## What to work on:
Set all the material down again unchanged, without the pictures.

## Given records:
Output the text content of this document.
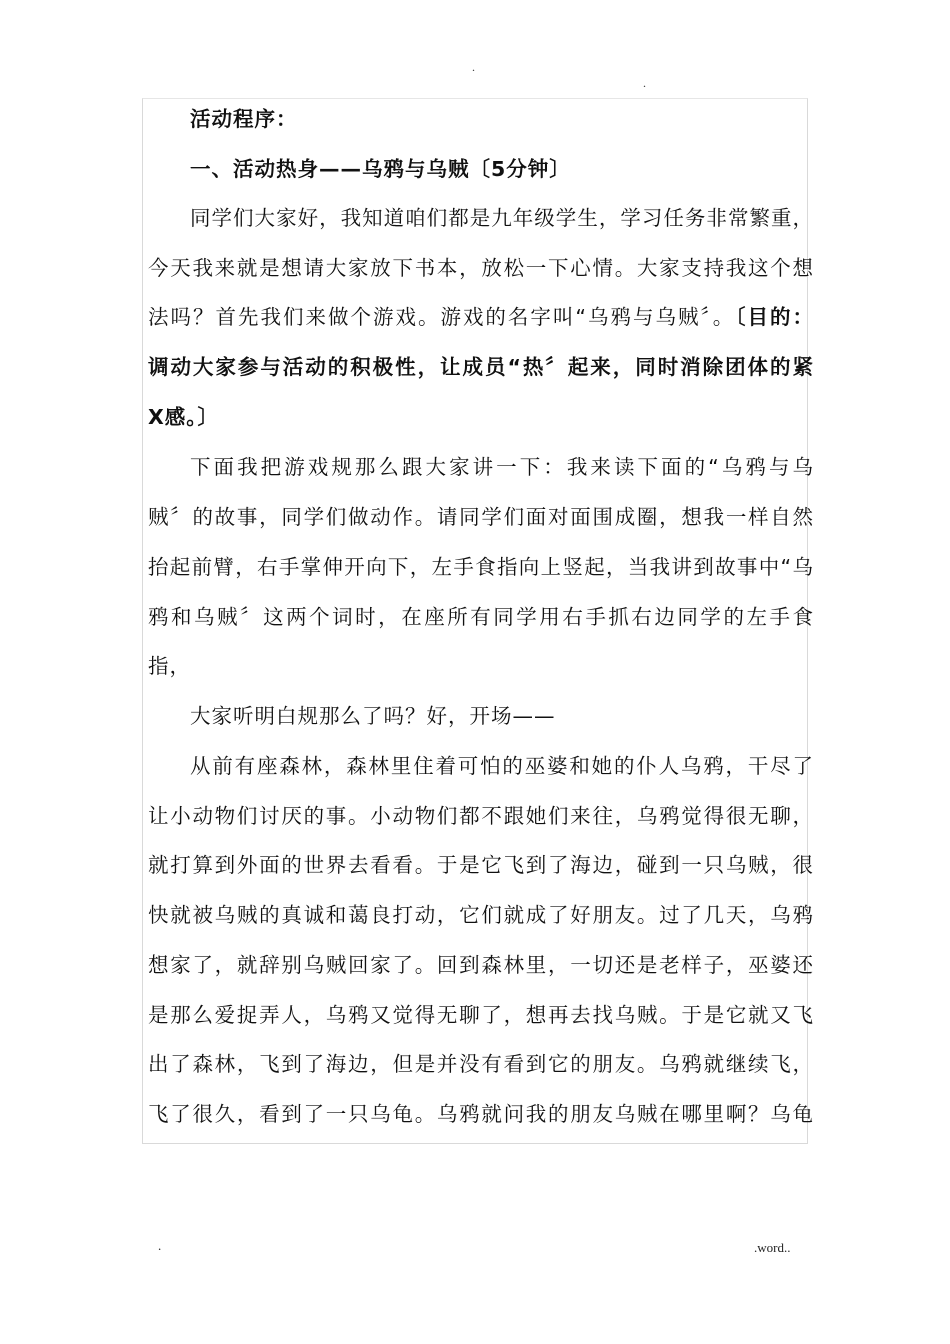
.
.
活动程序：
一、活动热身——乌鸦与乌贼〔5分钟〕
同学们大家好，我知道咱们都是九年级学生，学习任务非常繁重，
今天我来就是想请大家放下书本，放松一下心情。大家支持我这个想
法吗？首先我们来做个游戏。游戏的名字叫“乌鸦与乌贼〞。〔目的：
调动大家参与活动的积极性，让成员“热〞起来，同时消除团体的紧
X感。〕
下面我把游戏规那么跟大家讲一下：我来读下面的“乌鸦与乌
贼〞的故事，同学们做动作。请同学们面对面围成圈，想我一样自然
抬起前臂，右手掌伸开向下，左手食指向上竖起，当我讲到故事中“乌
鸦和乌贼〞这两个词时，在座所有同学用右手抓右边同学的左手食
指，
大家听明白规那么了吗？好，开场——
从前有座森林，森林里住着可怕的巫婆和她的仆人乌鸦，干尽了
让小动物们讨厌的事。小动物们都不跟她们来往，乌鸦觉得很无聊，
就打算到外面的世界去看看。于是它飞到了海边，碰到一只乌贼，很
快就被乌贼的真诚和蔼良打动，它们就成了好朋友。过了几天，乌鸦
想家了，就辞别乌贼回家了。回到森林里，一切还是老样子，巫婆还
是那么爱捉弄人，乌鸦又觉得无聊了，想再去找乌贼。于是它就又飞
出了森林，飞到了海边，但是并没有看到它的朋友。乌鸦就继续飞，
飞了很久，看到了一只乌龟。乌鸦就问我的朋友乌贼在哪里啊？乌龟
.	.word..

## Task output:
Output the text content of this document.
.
.
活动程序：
一、活动热身——乌鸦与乌贼〔5分钟〕
同学们大家好，我知道咱们都是九年级学生，学习任务非常繁重，
今天我来就是想请大家放下书本，放松一下心情。大家支持我这个想
法吗？首先我们来做个游戏。游戏的名字叫“乌鸦与乌贼〞。〔目的：
调动大家参与活动的积极性，让成员“热〞起来，同时消除团体的紧
X感。〕
下面我把游戏规那么跟大家讲一下：我来读下面的“乌鸦与乌
贼〞的故事，同学们做动作。请同学们面对面围成圈，想我一样自然
抬起前臂，右手掌伸开向下，左手食指向上竖起，当我讲到故事中“乌
鸦和乌贼〞这两个词时，在座所有同学用右手抓右边同学的左手食
指，
大家听明白规那么了吗？好，开场——
从前有座森林，森林里住着可怕的巫婆和她的仆人乌鸦，干尽了
让小动物们讨厌的事。小动物们都不跟她们来往，乌鸦觉得很无聊，
就打算到外面的世界去看看。于是它飞到了海边，碰到一只乌贼，很
快就被乌贼的真诚和蔼良打动，它们就成了好朋友。过了几天，乌鸦
想家了，就辞别乌贼回家了。回到森林里，一切还是老样子，巫婆还
是那么爱捉弄人，乌鸦又觉得无聊了，想再去找乌贼。于是它就又飞
出了森林，飞到了海边，但是并没有看到它的朋友。乌鸦就继续飞，
飞了很久，看到了一只乌龟。乌鸦就问我的朋友乌贼在哪里啊？乌龟
.	.word..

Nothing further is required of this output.